> **What this task involves**
Copy all lines that contain the word "length".

> **Record set**
════════════════════

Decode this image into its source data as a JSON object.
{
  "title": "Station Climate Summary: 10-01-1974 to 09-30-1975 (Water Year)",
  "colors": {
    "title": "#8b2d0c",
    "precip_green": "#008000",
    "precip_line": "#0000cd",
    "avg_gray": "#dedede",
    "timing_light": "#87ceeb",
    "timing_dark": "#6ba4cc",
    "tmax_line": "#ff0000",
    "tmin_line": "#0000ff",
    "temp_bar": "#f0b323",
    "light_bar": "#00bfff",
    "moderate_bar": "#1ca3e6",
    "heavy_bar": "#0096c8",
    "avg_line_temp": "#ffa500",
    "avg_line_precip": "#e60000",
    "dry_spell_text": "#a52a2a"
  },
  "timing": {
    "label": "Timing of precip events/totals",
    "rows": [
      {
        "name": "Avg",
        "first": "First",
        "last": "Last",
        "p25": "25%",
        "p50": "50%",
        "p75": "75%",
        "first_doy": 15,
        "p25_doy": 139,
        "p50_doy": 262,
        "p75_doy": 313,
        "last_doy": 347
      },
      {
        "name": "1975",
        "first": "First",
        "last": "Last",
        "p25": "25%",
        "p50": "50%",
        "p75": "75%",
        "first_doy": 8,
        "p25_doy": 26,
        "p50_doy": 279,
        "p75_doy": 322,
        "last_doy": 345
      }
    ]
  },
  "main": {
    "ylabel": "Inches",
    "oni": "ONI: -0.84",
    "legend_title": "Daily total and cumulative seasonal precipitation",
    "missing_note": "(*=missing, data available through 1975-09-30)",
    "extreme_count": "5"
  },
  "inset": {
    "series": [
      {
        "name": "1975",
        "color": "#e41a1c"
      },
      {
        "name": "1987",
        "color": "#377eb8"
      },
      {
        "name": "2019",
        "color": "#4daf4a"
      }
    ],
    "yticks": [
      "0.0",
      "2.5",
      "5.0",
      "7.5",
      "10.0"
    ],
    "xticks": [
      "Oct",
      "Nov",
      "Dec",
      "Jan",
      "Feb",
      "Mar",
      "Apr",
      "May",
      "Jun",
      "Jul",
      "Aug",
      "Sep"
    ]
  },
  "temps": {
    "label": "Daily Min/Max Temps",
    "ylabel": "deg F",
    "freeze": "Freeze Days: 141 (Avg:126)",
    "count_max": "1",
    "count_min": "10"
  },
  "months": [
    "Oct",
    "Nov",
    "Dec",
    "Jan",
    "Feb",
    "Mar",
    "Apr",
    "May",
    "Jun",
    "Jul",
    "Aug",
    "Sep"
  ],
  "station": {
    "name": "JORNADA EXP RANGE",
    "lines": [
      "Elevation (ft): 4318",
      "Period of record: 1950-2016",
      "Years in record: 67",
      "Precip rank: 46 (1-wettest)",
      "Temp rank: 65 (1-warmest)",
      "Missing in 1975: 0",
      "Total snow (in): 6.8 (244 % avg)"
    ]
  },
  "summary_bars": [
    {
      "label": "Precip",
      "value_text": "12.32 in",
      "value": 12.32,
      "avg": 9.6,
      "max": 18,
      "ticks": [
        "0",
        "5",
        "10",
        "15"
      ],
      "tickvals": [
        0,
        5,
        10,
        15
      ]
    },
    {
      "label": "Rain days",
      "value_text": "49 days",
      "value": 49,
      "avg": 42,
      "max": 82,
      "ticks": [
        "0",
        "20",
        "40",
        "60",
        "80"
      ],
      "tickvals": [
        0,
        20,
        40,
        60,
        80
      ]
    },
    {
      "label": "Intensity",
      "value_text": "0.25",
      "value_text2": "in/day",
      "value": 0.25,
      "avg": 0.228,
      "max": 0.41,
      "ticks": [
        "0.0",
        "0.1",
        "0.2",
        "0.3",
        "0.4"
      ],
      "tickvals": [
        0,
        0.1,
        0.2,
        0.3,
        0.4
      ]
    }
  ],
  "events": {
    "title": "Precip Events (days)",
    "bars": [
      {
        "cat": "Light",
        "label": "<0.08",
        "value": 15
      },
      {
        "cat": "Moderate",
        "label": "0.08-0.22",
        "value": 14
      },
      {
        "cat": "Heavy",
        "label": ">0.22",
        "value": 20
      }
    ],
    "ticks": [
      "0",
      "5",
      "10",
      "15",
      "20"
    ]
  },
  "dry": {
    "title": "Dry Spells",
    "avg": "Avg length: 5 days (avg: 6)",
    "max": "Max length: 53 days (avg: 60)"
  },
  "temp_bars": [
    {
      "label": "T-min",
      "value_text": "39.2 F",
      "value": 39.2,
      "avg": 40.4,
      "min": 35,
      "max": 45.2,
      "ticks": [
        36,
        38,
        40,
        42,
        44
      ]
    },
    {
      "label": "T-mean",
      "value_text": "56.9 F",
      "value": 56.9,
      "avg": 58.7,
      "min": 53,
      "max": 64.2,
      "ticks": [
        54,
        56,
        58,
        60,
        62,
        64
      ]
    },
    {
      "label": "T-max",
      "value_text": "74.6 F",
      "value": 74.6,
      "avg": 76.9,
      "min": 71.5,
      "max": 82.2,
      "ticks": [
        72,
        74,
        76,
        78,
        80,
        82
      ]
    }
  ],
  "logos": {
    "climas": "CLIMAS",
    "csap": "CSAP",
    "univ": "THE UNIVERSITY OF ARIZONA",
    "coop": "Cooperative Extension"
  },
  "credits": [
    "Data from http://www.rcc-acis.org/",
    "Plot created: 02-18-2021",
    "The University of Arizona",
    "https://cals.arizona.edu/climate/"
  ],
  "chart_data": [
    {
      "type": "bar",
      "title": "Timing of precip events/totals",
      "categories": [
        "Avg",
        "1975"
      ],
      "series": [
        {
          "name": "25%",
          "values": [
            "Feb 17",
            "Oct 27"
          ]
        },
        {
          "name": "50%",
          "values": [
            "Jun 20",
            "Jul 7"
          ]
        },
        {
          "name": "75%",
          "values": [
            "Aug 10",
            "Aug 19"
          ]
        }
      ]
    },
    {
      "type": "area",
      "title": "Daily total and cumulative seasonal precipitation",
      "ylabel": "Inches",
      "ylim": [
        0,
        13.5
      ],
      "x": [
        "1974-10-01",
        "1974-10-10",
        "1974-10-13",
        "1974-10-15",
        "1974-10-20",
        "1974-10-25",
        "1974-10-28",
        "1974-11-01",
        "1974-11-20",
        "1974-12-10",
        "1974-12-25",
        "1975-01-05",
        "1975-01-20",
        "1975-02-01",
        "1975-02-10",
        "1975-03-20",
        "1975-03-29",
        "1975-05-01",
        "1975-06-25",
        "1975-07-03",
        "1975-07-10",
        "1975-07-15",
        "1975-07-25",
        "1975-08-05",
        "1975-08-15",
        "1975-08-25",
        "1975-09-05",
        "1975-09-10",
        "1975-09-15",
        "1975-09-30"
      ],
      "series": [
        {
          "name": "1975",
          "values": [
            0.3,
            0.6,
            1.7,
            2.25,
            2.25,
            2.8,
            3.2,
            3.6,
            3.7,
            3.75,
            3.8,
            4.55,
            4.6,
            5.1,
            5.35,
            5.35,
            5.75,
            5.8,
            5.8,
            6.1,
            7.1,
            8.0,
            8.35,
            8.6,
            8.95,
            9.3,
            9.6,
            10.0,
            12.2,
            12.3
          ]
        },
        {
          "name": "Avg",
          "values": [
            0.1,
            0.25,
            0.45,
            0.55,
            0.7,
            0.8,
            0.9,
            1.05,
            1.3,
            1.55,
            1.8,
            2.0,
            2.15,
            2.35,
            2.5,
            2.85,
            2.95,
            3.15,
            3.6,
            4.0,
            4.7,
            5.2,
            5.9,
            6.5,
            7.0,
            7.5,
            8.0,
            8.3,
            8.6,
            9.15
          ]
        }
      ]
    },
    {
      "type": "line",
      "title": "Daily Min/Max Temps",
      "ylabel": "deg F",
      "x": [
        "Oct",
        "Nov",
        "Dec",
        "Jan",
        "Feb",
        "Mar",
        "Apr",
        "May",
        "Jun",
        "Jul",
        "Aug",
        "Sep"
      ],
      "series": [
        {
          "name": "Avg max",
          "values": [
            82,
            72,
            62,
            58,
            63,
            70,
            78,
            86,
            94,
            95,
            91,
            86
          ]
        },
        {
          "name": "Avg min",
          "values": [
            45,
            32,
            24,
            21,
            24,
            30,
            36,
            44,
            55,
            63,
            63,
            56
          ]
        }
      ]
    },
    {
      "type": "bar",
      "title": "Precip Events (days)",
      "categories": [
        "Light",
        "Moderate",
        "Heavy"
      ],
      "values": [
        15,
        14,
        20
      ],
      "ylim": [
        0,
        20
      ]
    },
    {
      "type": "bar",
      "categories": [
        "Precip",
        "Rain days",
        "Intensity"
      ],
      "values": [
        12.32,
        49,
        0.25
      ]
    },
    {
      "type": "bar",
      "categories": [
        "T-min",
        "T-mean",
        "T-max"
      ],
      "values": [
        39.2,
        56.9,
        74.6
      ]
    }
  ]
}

════════════════════

> **Completed exercise**
    "avg": "Avg length: 5 days (avg: 6)",
    "max": "Max length: 53 days (avg: 60)"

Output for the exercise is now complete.